----- Record list -----

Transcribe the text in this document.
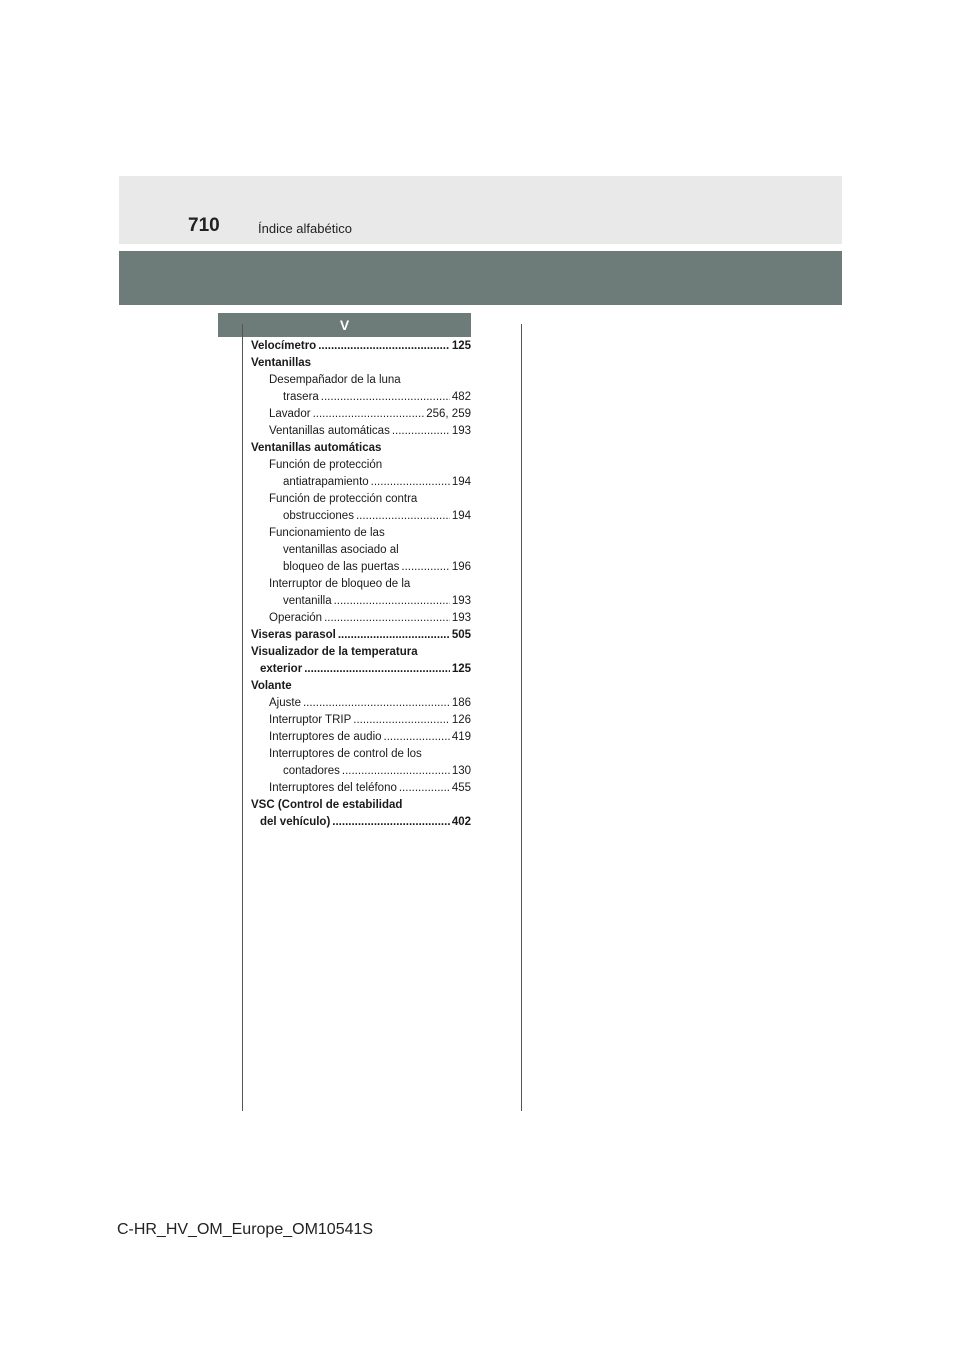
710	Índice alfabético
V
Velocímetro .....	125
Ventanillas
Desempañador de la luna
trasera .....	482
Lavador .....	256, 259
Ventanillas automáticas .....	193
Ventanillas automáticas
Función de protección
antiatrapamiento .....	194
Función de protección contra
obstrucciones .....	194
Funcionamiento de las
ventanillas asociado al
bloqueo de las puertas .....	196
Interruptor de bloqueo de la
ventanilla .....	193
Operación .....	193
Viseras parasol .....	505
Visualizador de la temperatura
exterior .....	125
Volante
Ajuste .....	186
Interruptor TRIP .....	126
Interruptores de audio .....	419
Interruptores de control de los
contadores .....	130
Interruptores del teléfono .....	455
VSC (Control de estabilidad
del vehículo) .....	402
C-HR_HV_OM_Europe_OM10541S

-----
----- Record list -----

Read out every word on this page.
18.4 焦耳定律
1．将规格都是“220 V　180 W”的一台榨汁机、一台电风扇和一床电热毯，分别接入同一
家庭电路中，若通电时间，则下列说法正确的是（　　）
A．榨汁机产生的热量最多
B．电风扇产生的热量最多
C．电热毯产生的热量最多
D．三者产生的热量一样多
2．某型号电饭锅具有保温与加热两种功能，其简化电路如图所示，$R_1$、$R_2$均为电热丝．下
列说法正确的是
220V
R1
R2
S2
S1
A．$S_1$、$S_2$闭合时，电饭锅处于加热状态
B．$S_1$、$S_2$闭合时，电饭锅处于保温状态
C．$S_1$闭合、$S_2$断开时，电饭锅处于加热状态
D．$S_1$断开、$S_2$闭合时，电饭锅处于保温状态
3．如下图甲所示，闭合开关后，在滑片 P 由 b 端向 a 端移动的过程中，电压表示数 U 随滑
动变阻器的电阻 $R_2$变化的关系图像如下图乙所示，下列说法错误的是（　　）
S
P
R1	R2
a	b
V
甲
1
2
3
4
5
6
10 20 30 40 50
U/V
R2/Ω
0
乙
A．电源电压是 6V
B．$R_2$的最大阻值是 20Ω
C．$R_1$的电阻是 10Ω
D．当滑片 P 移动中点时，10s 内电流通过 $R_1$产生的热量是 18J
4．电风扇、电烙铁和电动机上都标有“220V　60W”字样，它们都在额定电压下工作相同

-----

* _What you need to do_
Filter the listing for the word "protección" and copy every line that holds it.

* _Task output_
Función de protección
Función de protección contra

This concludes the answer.